# The exercise
Which lines below hold the word "социальной"? Copy all of them.

Stored records:
==============================
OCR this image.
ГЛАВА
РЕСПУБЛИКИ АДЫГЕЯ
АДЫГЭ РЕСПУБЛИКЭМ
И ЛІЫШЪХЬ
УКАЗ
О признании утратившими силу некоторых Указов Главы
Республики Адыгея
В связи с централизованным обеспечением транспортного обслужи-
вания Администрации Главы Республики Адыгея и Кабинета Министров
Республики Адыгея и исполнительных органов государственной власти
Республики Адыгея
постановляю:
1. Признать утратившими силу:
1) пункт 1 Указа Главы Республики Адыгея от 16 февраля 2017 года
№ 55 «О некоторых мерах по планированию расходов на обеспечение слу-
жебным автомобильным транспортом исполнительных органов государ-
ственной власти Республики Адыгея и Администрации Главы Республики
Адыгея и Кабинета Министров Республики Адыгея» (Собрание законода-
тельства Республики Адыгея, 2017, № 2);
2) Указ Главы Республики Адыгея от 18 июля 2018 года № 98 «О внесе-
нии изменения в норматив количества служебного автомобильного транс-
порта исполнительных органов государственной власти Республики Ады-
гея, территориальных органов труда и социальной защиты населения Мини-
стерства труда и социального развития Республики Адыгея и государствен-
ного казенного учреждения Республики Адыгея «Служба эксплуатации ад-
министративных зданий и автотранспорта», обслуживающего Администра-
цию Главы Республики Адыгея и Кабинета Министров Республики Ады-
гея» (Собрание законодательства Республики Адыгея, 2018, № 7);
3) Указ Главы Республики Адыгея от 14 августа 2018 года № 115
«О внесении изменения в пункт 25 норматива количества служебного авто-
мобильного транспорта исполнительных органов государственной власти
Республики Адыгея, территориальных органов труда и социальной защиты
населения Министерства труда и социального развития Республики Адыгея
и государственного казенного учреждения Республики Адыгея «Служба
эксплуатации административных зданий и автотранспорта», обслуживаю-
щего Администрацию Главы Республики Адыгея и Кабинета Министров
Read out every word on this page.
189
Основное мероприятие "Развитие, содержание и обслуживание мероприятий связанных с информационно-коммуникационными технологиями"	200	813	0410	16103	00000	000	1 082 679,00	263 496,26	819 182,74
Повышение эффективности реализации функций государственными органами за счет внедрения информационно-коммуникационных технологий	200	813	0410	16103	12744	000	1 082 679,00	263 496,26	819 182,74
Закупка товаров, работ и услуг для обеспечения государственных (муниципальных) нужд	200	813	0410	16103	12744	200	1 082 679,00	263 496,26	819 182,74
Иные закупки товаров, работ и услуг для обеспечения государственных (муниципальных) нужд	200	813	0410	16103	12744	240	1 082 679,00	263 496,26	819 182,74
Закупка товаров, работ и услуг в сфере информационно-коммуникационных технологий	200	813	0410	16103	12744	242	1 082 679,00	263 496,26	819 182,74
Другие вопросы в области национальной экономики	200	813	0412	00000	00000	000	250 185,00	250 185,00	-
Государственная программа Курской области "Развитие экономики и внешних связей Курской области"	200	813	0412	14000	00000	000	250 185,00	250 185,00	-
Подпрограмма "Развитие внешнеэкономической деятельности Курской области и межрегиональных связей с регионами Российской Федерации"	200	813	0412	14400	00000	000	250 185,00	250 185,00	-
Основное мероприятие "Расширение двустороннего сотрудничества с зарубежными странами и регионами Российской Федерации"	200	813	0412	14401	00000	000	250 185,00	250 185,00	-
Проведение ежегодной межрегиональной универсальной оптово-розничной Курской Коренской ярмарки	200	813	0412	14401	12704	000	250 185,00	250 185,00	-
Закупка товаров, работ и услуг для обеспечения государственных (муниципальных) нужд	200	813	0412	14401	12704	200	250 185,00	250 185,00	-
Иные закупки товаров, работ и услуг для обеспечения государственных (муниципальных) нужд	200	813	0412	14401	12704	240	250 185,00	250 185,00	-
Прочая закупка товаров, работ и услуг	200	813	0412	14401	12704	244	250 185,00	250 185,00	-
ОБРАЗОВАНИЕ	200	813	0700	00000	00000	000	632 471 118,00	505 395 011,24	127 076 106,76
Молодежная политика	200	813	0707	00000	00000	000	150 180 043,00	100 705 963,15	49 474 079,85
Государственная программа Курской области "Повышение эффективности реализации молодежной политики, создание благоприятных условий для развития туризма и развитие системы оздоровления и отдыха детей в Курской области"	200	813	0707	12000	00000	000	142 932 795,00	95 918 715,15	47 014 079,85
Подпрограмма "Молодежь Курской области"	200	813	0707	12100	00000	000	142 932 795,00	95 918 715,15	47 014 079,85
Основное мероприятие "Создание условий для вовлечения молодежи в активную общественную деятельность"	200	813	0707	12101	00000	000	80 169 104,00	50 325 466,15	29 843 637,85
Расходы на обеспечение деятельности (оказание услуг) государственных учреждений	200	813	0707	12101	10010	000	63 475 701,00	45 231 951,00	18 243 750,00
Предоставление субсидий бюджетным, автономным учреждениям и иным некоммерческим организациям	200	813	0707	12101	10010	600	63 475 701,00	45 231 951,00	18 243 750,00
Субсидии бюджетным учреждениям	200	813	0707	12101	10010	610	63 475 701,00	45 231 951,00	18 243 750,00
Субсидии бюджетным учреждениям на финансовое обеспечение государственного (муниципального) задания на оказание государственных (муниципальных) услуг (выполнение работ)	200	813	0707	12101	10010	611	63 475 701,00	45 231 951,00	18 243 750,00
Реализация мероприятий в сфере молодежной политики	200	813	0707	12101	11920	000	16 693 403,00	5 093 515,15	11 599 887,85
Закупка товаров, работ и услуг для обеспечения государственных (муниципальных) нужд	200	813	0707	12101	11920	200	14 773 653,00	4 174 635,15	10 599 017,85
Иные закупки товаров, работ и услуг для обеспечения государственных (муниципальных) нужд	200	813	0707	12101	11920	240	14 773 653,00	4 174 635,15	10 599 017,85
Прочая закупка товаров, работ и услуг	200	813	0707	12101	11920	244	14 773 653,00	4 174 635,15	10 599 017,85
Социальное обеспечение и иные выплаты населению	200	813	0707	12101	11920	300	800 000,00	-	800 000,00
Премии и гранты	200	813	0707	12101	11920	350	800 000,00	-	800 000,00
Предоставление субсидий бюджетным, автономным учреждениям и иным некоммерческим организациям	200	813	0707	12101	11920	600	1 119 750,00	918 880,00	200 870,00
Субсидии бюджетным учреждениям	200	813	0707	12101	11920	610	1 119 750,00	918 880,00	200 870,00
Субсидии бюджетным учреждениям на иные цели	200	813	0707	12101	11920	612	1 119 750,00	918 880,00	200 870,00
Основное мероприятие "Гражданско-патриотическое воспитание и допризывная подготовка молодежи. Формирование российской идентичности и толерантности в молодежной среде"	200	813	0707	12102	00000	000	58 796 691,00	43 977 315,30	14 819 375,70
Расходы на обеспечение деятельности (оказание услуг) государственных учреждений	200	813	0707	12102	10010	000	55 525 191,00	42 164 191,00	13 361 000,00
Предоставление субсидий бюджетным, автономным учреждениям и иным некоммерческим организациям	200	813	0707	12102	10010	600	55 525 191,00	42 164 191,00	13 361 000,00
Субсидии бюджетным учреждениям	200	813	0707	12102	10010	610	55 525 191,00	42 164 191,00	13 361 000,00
==============================
# Written response
гея, территориальных органов труда и социальной защиты населения Мини-
Республики Адыгея, территориальных органов труда и социальной защиты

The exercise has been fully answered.